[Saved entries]
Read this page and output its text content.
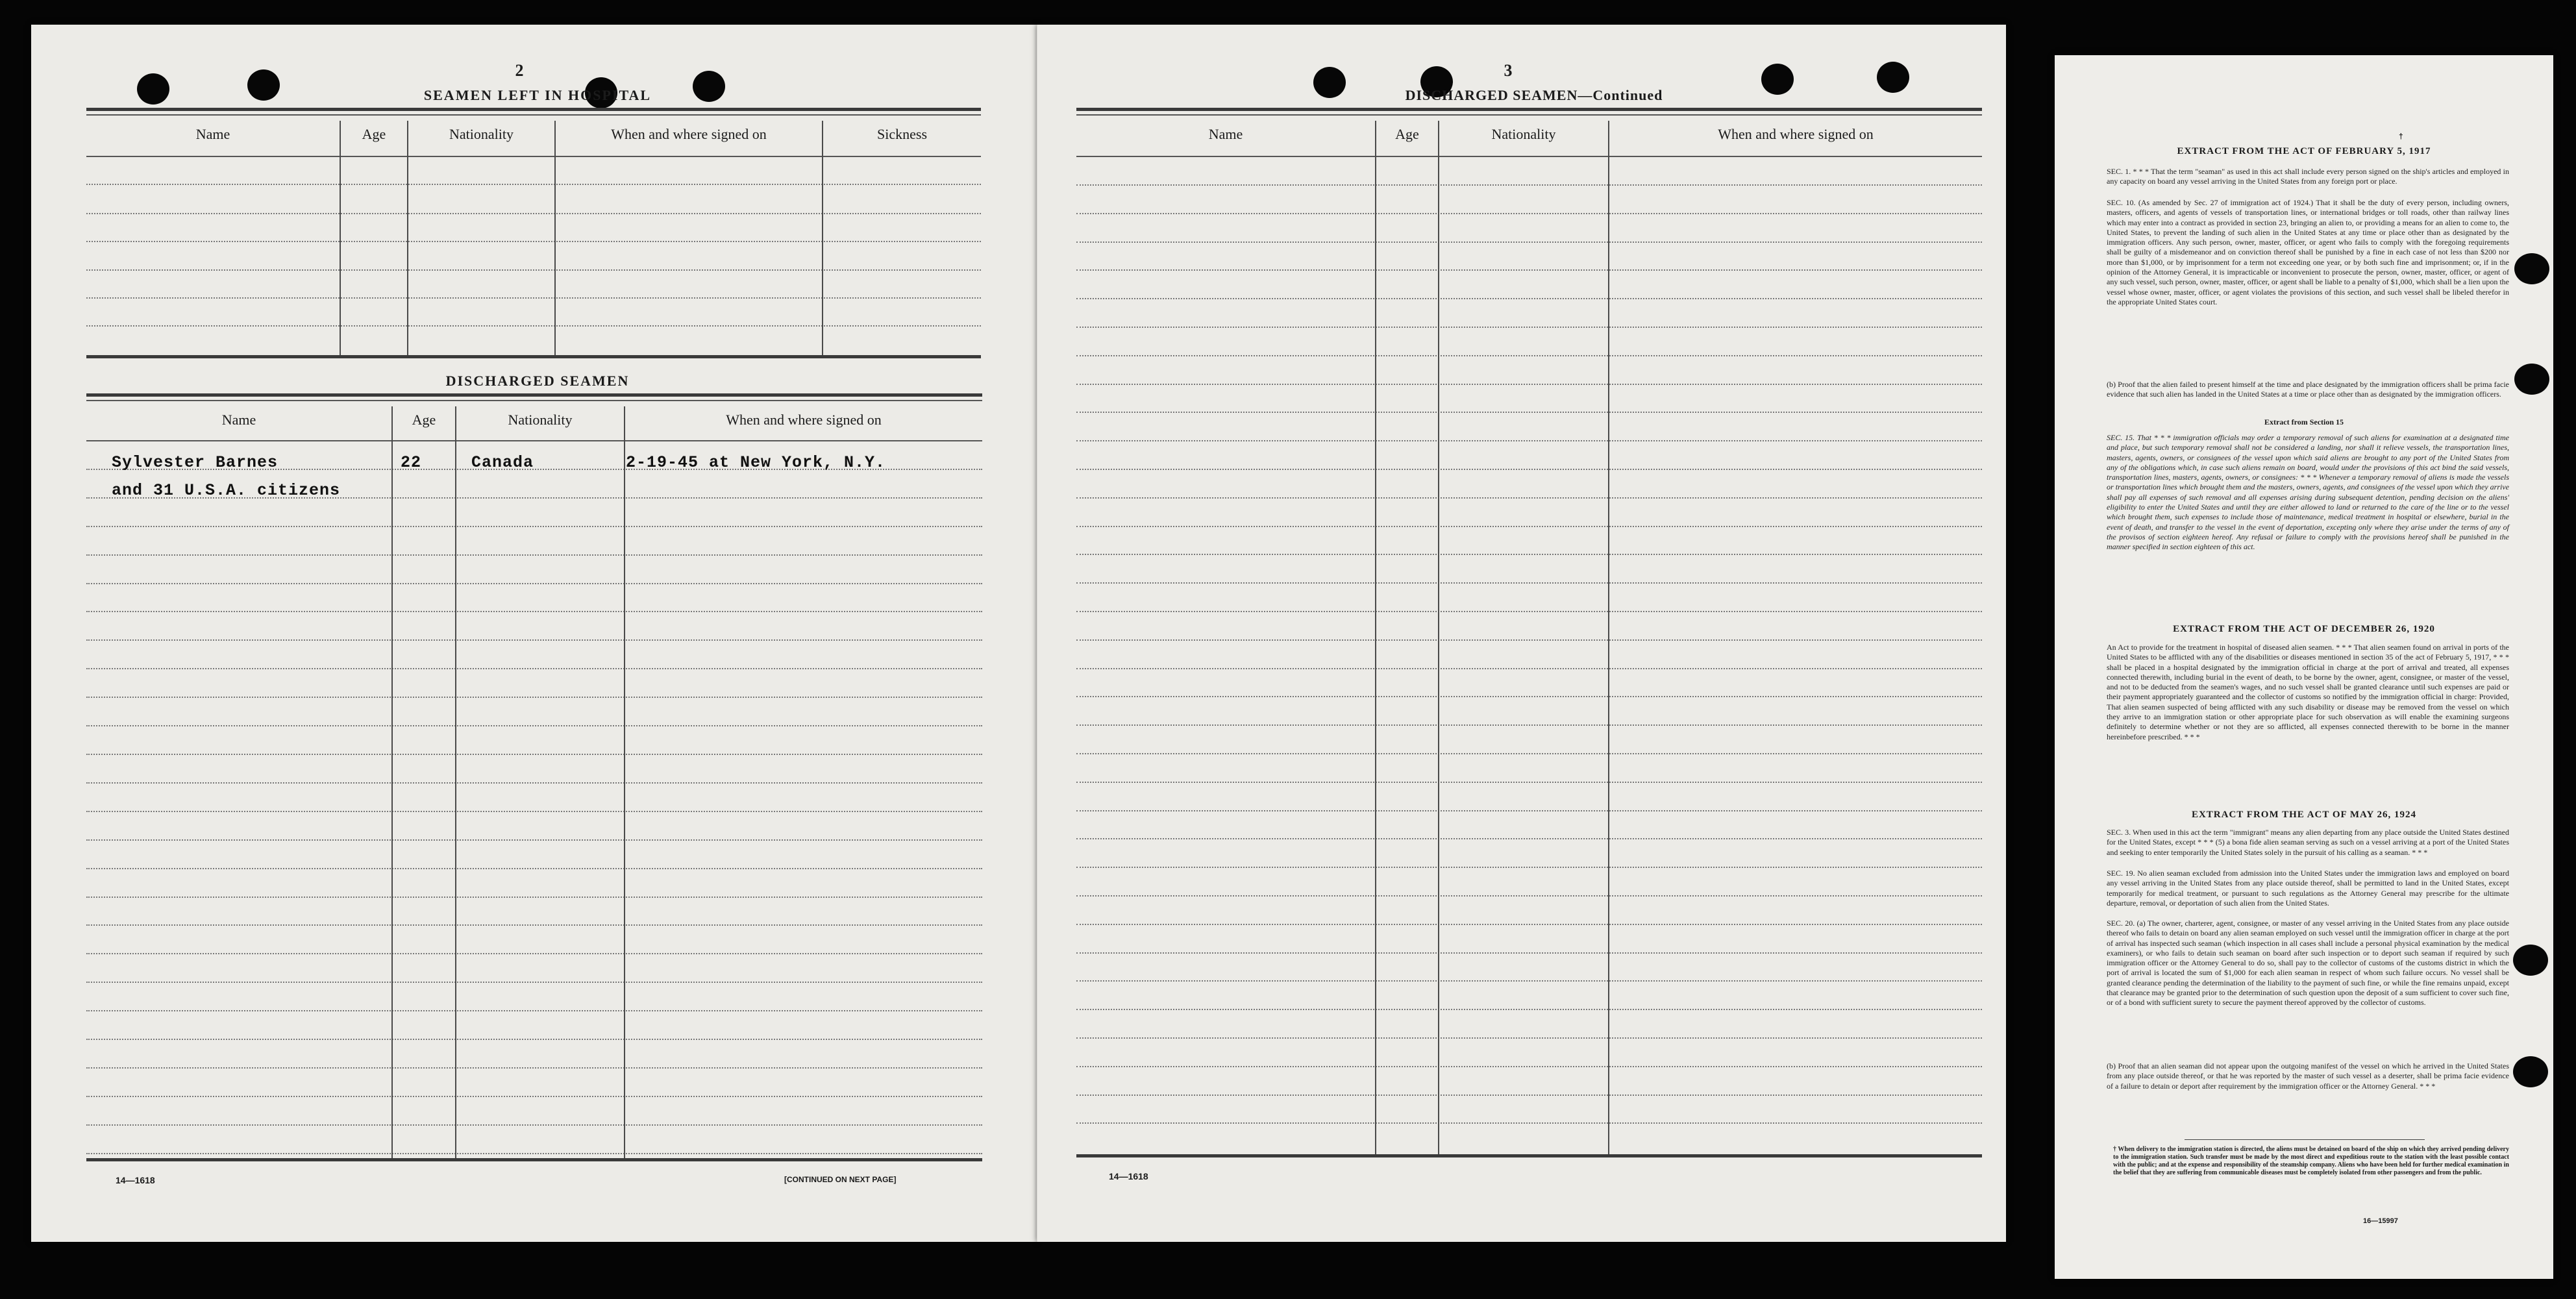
2
SEAMEN LEFT IN HOSPITAL
Name	Age	Nationality	When and where signed on	Sickness
DISCHARGED SEAMEN
Name	Age	Nationality	When and where signed on
Sylvester Barnes	22	Canada	2-19-45 at New York, N.Y.
and 31 U.S.A. citizens
14—1618	[CONTINUED ON NEXT PAGE]
3
DISCHARGED SEAMEN—Continued
Name	Age	Nationality	When and where signed on
14—1618
†
EXTRACT FROM THE ACT OF FEBRUARY 5, 1917
SEC. 1. * * * That the term "seaman" as used in this act shall include every person signed on the ship's articles and employed in any capacity on board any vessel arriving in the United States from any foreign port or place.
SEC. 10. (As amended by Sec. 27 of immigration act of 1924.) That it shall be the duty of every person, including owners, masters, officers, and agents of vessels of transportation lines, or international bridges or toll roads, other than railway lines which may enter into a contract as provided in section 23, bringing an alien to, or providing a means for an alien to come to, the United States, to prevent the landing of such alien in the United States at any time or place other than as designated by the immigration officers. Any such person, owner, master, officer, or agent who fails to comply with the foregoing requirements shall be guilty of a misdemeanor and on conviction thereof shall be punished by a fine in each case of not less than $200 nor more than $1,000, or by imprisonment for a term not exceeding one year, or by both such fine and imprisonment; or, if in the opinion of the Attorney General, it is impracticable or inconvenient to prosecute the person, owner, master, officer, or agent of any such vessel, such person, owner, master, officer, or agent shall be liable to a penalty of $1,000, which shall be a lien upon the vessel whose owner, master, officer, or agent violates the provisions of this section, and such vessel shall be libeled therefor in the appropriate United States court.
(b) Proof that the alien failed to present himself at the time and place designated by the immigration officers shall be prima facie evidence that such alien has landed in the United States at a time or place other than as designated by the immigration officers.
Extract from Section 15
SEC. 15. That * * * immigration officials may order a temporary removal of such aliens for examination at a designated time and place, but such temporary removal shall not be considered a landing, nor shall it relieve vessels, the transportation lines, masters, agents, owners, or consignees of the vessel upon which said aliens are brought to any port of the United States from any of the obligations which, in case such aliens remain on board, would under the provisions of this act bind the said vessels, transportation lines, masters, agents, owners, or consignees: * * * Whenever a temporary removal of aliens is made the vessels or transportation lines which brought them and the masters, owners, agents, and consignees of the vessel upon which they arrive shall pay all expenses of such removal and all expenses arising during subsequent detention, pending decision on the aliens' eligibility to enter the United States and until they are either allowed to land or returned to the care of the line or to the vessel which brought them, such expenses to include those of maintenance, medical treatment in hospital or elsewhere, burial in the event of death, and transfer to the vessel in the event of deportation, excepting only where they arise under the terms of any of the provisos of section eighteen hereof. Any refusal or failure to comply with the provisions hereof shall be punished in the manner specified in section eighteen of this act.
EXTRACT FROM THE ACT OF DECEMBER 26, 1920
An Act to provide for the treatment in hospital of diseased alien seamen. * * * That alien seamen found on arrival in ports of the United States to be afflicted with any of the disabilities or diseases mentioned in section 35 of the act of February 5, 1917, * * * shall be placed in a hospital designated by the immigration official in charge at the port of arrival and treated, all expenses connected therewith, including burial in the event of death, to be borne by the owner, agent, consignee, or master of the vessel, and not to be deducted from the seamen's wages, and no such vessel shall be granted clearance until such expenses are paid or their payment appropriately guaranteed and the collector of customs so notified by the immigration official in charge: Provided, That alien seamen suspected of being afflicted with any such disability or disease may be removed from the vessel on which they arrive to an immigration station or other appropriate place for such observation as will enable the examining surgeons definitely to determine whether or not they are so afflicted, all expenses connected therewith to be borne in the manner hereinbefore prescribed. * * *
EXTRACT FROM THE ACT OF MAY 26, 1924
SEC. 3. When used in this act the term "immigrant" means any alien departing from any place outside the United States destined for the United States, except * * * (5) a bona fide alien seaman serving as such on a vessel arriving at a port of the United States and seeking to enter temporarily the United States solely in the pursuit of his calling as a seaman. * * *
SEC. 19. No alien seaman excluded from admission into the United States under the immigration laws and employed on board any vessel arriving in the United States from any place outside thereof, shall be permitted to land in the United States, except temporarily for medical treatment, or pursuant to such regulations as the Attorney General may prescribe for the ultimate departure, removal, or deportation of such alien from the United States.
SEC. 20. (a) The owner, charterer, agent, consignee, or master of any vessel arriving in the United States from any place outside thereof who fails to detain on board any alien seaman employed on such vessel until the immigration officer in charge at the port of arrival has inspected such seaman (which inspection in all cases shall include a personal physical examination by the medical examiners), or who fails to detain such seaman on board after such inspection or to deport such seaman if required by such immigration officer or the Attorney General to do so, shall pay to the collector of customs of the customs district in which the port of arrival is located the sum of $1,000 for each alien seaman in respect of whom such failure occurs. No vessel shall be granted clearance pending the determination of the liability to the payment of such fine, or while the fine remains unpaid, except that clearance may be granted prior to the determination of such question upon the deposit of a sum sufficient to cover such fine, or of a bond with sufficient surety to secure the payment thereof approved by the collector of customs.
(b) Proof that an alien seaman did not appear upon the outgoing manifest of the vessel on which he arrived in the United States from any place outside thereof, or that he was reported by the master of such vessel as a deserter, shall be prima facie evidence of a failure to detain or deport after requirement by the immigration officer or the Attorney General. * * *
† When delivery to the immigration station is directed, the aliens must be detained on board of the ship on which they arrived pending delivery to the immigration station. Such transfer must be made by the most direct and expeditious route to the station with the least possible contact with the public; and at the expense and responsibility of the steamship company. Aliens who have been held for further medical examination in the belief that they are suffering from communicable diseases must be completely isolated from other passengers and from the public.
16—15997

**Problem**. Set down all the entries exactly as they appear, but skip any pictures.

**Exercise answer**.
Read this page and output its text content.
2
SEAMEN LEFT IN HOSPITAL
Name	Age	Nationality	When and where signed on	Sickness
DISCHARGED SEAMEN
Name	Age	Nationality	When and where signed on
Sylvester Barnes	22	Canada	2-19-45 at New York, N.Y.
and 31 U.S.A. citizens
14—1618	[CONTINUED ON NEXT PAGE]
3
DISCHARGED SEAMEN—Continued
Name	Age	Nationality	When and where signed on
14—1618
†
EXTRACT FROM THE ACT OF FEBRUARY 5, 1917
SEC. 1. * * * That the term "seaman" as used in this act shall include every person signed on the ship's articles and employed in any capacity on board any vessel arriving in the United States from any foreign port or place.
SEC. 10. (As amended by Sec. 27 of immigration act of 1924.) That it shall be the duty of every person, including owners, masters, officers, and agents of vessels of transportation lines, or international bridges or toll roads, other than railway lines which may enter into a contract as provided in section 23, bringing an alien to, or providing a means for an alien to come to, the United States, to prevent the landing of such alien in the United States at any time or place other than as designated by the immigration officers. Any such person, owner, master, officer, or agent who fails to comply with the foregoing requirements shall be guilty of a misdemeanor and on conviction thereof shall be punished by a fine in each case of not less than $200 nor more than $1,000, or by imprisonment for a term not exceeding one year, or by both such fine and imprisonment; or, if in the opinion of the Attorney General, it is impracticable or inconvenient to prosecute the person, owner, master, officer, or agent of any such vessel, such person, owner, master, officer, or agent shall be liable to a penalty of $1,000, which shall be a lien upon the vessel whose owner, master, officer, or agent violates the provisions of this section, and such vessel shall be libeled therefor in the appropriate United States court.
(b) Proof that the alien failed to present himself at the time and place designated by the immigration officers shall be prima facie evidence that such alien has landed in the United States at a time or place other than as designated by the immigration officers.
Extract from Section 15
SEC. 15. That * * * immigration officials may order a temporary removal of such aliens for examination at a designated time and place, but such temporary removal shall not be considered a landing, nor shall it relieve vessels, the transportation lines, masters, agents, owners, or consignees of the vessel upon which said aliens are brought to any port of the United States from any of the obligations which, in case such aliens remain on board, would under the provisions of this act bind the said vessels, transportation lines, masters, agents, owners, or consignees: * * * Whenever a temporary removal of aliens is made the vessels or transportation lines which brought them and the masters, owners, agents, and consignees of the vessel upon which they arrive shall pay all expenses of such removal and all expenses arising during subsequent detention, pending decision on the aliens' eligibility to enter the United States and until they are either allowed to land or returned to the care of the line or to the vessel which brought them, such expenses to include those of maintenance, medical treatment in hospital or elsewhere, burial in the event of death, and transfer to the vessel in the event of deportation, excepting only where they arise under the terms of any of the provisos of section eighteen hereof. Any refusal or failure to comply with the provisions hereof shall be punished in the manner specified in section eighteen of this act.
EXTRACT FROM THE ACT OF DECEMBER 26, 1920
An Act to provide for the treatment in hospital of diseased alien seamen. * * * That alien seamen found on arrival in ports of the United States to be afflicted with any of the disabilities or diseases mentioned in section 35 of the act of February 5, 1917, * * * shall be placed in a hospital designated by the immigration official in charge at the port of arrival and treated, all expenses connected therewith, including burial in the event of death, to be borne by the owner, agent, consignee, or master of the vessel, and not to be deducted from the seamen's wages, and no such vessel shall be granted clearance until such expenses are paid or their payment appropriately guaranteed and the collector of customs so notified by the immigration official in charge: Provided, That alien seamen suspected of being afflicted with any such disability or disease may be removed from the vessel on which they arrive to an immigration station or other appropriate place for such observation as will enable the examining surgeons definitely to determine whether or not they are so afflicted, all expenses connected therewith to be borne in the manner hereinbefore prescribed. * * *
EXTRACT FROM THE ACT OF MAY 26, 1924
SEC. 3. When used in this act the term "immigrant" means any alien departing from any place outside the United States destined for the United States, except * * * (5) a bona fide alien seaman serving as such on a vessel arriving at a port of the United States and seeking to enter temporarily the United States solely in the pursuit of his calling as a seaman. * * *
SEC. 19. No alien seaman excluded from admission into the United States under the immigration laws and employed on board any vessel arriving in the United States from any place outside thereof, shall be permitted to land in the United States, except temporarily for medical treatment, or pursuant to such regulations as the Attorney General may prescribe for the ultimate departure, removal, or deportation of such alien from the United States.
SEC. 20. (a) The owner, charterer, agent, consignee, or master of any vessel arriving in the United States from any place outside thereof who fails to detain on board any alien seaman employed on such vessel until the immigration officer in charge at the port of arrival has inspected such seaman (which inspection in all cases shall include a personal physical examination by the medical examiners), or who fails to detain such seaman on board after such inspection or to deport such seaman if required by such immigration officer or the Attorney General to do so, shall pay to the collector of customs of the customs district in which the port of arrival is located the sum of $1,000 for each alien seaman in respect of whom such failure occurs. No vessel shall be granted clearance pending the determination of the liability to the payment of such fine, or while the fine remains unpaid, except that clearance may be granted prior to the determination of such question upon the deposit of a sum sufficient to cover such fine, or of a bond with sufficient surety to secure the payment thereof approved by the collector of customs.
(b) Proof that an alien seaman did not appear upon the outgoing manifest of the vessel on which he arrived in the United States from any place outside thereof, or that he was reported by the master of such vessel as a deserter, shall be prima facie evidence of a failure to detain or deport after requirement by the immigration officer or the Attorney General. * * *
† When delivery to the immigration station is directed, the aliens must be detained on board of the ship on which they arrived pending delivery to the immigration station. Such transfer must be made by the most direct and expeditious route to the station with the least possible contact with the public; and at the expense and responsibility of the steamship company. Aliens who have been held for further medical examination in the belief that they are suffering from communicable diseases must be completely isolated from other passengers and from the public.
16—15997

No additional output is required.